§ The problem
Count, in the entries below, the lines in which "triangle" occurs. Give the number, nothing more.

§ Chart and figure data

◆ ◆ ◆ ◆ ◆

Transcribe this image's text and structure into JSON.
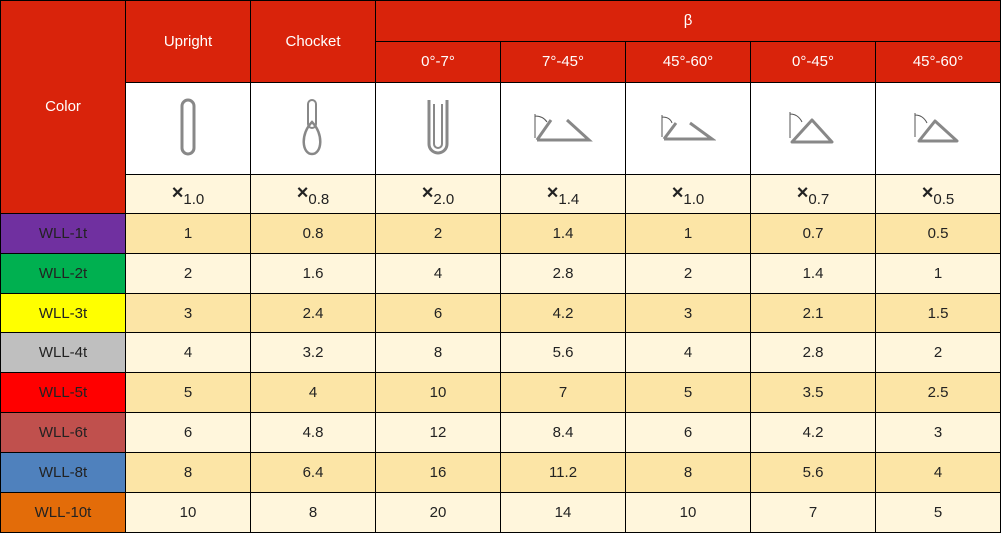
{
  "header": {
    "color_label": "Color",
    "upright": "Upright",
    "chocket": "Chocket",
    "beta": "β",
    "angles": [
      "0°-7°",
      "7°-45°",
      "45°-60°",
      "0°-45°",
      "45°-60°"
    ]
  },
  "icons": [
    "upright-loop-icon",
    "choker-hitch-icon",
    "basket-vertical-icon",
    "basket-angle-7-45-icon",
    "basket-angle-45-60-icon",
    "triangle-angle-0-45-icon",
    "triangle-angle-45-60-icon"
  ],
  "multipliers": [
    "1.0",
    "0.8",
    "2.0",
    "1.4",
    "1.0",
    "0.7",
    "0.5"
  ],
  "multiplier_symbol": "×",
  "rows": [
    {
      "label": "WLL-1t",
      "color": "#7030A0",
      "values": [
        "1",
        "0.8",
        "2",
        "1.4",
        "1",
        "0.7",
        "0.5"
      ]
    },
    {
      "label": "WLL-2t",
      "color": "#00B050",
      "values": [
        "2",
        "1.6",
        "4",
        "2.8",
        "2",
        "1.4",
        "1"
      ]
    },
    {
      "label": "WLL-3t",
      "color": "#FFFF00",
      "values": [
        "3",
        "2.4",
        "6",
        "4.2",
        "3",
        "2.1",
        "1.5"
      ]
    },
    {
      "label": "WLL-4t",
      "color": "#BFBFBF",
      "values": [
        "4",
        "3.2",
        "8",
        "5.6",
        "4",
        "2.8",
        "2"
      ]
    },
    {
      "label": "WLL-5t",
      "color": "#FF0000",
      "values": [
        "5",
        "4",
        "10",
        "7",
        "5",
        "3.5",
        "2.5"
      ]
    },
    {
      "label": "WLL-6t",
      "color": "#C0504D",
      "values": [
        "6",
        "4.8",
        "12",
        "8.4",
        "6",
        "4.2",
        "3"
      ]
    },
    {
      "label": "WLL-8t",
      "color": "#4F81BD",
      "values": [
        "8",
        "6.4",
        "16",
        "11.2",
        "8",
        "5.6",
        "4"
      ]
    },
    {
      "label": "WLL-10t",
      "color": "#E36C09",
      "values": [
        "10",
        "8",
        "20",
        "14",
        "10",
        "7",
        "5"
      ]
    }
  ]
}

◆ ◆ ◆ ◆ ◆

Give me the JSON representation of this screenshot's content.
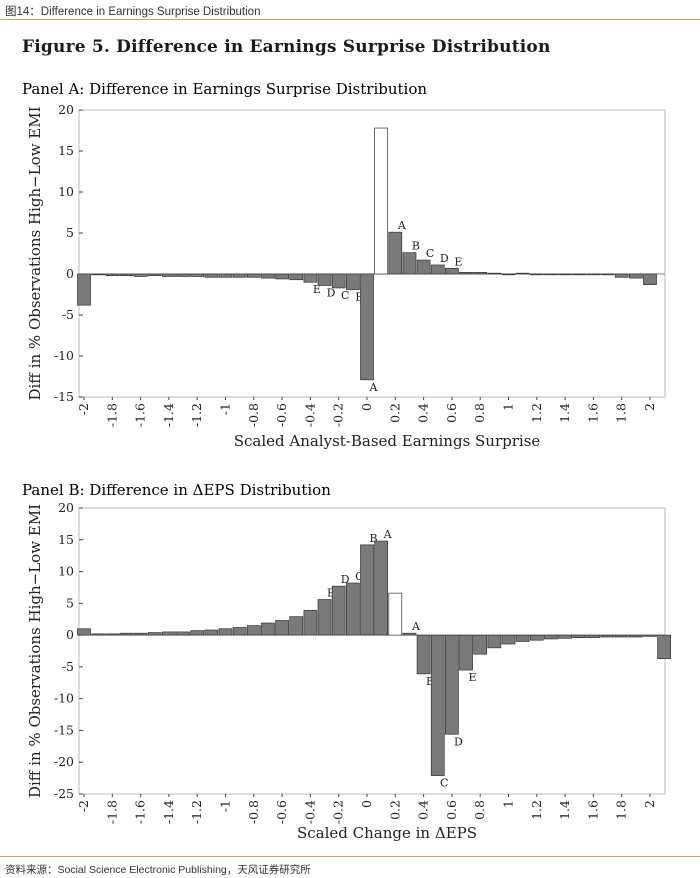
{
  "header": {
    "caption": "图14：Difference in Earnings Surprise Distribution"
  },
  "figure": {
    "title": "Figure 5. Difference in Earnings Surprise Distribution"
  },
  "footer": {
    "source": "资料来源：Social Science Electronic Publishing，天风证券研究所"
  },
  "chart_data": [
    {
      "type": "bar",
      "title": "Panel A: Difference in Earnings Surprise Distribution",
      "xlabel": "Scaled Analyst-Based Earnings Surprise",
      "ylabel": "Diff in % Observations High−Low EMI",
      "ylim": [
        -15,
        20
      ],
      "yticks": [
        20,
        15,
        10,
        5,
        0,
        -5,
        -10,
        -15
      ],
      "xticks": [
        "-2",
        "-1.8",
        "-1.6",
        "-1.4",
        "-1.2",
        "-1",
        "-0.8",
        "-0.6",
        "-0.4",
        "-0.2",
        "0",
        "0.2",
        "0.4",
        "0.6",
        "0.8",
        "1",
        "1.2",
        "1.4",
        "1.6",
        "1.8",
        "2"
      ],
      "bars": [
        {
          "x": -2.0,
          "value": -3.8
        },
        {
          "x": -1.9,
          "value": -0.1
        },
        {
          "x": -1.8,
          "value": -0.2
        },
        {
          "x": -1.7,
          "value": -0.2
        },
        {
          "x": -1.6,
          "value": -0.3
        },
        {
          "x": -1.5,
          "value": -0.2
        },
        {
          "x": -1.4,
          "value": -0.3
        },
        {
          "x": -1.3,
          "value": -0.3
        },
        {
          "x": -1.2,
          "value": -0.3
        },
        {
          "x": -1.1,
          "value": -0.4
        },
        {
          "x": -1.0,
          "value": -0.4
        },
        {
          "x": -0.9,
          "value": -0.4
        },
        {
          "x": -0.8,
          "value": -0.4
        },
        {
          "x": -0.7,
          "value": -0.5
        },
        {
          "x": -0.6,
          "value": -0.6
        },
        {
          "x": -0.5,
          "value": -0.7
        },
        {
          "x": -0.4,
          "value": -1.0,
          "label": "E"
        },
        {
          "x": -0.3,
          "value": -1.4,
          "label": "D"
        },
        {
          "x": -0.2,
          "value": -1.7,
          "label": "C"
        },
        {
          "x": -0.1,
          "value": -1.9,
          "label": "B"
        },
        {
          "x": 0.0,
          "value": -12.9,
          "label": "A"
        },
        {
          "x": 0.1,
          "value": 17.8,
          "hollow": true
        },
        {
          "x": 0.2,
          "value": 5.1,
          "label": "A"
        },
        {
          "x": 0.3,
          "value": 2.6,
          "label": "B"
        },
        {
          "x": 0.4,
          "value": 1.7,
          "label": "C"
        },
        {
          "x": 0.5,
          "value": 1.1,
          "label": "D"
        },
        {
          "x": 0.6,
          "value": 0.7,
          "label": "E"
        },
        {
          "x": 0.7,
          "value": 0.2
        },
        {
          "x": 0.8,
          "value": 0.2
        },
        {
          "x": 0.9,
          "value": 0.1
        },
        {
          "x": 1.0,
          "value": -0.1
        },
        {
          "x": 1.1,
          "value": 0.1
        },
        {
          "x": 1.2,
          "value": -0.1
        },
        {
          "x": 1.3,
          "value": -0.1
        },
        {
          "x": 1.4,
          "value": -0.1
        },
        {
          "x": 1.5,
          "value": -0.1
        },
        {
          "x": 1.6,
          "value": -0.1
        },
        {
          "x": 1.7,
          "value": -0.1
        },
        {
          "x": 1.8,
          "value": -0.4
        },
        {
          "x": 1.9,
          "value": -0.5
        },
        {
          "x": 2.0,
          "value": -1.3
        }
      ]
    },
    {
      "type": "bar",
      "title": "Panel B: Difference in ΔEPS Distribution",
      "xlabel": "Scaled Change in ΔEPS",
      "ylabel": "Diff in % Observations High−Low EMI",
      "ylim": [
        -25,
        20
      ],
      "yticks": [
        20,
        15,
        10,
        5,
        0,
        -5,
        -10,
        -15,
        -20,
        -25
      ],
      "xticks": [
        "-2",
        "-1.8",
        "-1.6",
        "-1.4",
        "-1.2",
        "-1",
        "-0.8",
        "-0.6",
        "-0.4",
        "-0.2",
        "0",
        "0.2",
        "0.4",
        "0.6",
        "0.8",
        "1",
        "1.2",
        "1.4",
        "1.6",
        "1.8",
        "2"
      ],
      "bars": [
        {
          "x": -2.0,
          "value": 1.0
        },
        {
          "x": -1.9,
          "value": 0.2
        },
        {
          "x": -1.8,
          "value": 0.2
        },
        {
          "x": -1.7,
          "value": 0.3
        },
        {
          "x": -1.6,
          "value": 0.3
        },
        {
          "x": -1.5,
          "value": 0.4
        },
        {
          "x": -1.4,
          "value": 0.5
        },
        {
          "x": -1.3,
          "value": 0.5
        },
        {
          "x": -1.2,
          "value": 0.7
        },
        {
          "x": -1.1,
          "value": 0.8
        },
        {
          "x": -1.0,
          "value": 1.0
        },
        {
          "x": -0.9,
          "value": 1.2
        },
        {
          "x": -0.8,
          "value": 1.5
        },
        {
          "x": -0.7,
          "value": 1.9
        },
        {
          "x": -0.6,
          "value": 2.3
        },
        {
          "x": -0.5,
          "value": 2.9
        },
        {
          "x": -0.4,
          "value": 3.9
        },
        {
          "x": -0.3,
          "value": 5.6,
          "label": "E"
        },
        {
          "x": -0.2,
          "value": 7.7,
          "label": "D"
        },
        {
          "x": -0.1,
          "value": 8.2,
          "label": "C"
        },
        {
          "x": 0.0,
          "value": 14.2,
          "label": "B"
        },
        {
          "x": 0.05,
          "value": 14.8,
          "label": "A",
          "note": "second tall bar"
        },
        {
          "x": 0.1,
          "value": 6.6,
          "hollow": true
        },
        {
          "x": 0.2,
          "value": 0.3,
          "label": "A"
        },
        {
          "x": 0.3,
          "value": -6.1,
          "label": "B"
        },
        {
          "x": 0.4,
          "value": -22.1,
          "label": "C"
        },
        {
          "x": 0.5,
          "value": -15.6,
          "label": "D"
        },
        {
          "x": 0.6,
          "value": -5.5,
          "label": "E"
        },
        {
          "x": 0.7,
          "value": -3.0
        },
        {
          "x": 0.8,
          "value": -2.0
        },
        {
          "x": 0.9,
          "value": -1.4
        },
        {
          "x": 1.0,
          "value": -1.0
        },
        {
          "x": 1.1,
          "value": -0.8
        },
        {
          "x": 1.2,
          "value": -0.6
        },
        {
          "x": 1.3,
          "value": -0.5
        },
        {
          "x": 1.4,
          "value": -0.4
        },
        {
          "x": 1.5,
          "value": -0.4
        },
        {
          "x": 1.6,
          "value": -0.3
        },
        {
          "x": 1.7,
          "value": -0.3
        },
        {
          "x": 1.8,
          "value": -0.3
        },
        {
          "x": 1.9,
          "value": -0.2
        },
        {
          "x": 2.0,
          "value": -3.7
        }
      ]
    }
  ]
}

◆ ◆ ◆ ◆ ◆

§ Solved exercise
2